THE PROBLEM:
Search the material for the word "text" and copy each line that holds it.

DATA TO PROCESS:
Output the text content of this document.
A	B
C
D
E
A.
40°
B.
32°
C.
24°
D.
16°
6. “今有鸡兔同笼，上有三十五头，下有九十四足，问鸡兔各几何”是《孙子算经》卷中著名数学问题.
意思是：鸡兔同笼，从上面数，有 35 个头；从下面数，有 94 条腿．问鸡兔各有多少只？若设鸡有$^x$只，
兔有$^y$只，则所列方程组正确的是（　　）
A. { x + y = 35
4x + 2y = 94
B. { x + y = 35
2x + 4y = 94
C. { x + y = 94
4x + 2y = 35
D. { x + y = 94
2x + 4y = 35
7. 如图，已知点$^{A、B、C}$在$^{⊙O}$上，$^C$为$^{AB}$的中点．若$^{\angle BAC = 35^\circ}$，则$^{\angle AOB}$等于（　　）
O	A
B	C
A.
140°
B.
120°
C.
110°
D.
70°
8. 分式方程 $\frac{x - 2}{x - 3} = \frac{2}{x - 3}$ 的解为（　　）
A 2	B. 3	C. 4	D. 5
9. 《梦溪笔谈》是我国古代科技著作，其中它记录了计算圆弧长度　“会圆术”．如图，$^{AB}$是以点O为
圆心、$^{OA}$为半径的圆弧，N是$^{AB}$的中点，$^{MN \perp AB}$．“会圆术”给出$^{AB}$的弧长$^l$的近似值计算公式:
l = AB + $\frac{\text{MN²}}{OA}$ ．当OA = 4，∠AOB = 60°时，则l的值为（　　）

RESULT BELOW:
Output the text content of this document.
l = AB + $\frac{\text{MN²}}{OA}$ ．当OA = 4，∠AOB = 60°时，则l的值为（　　）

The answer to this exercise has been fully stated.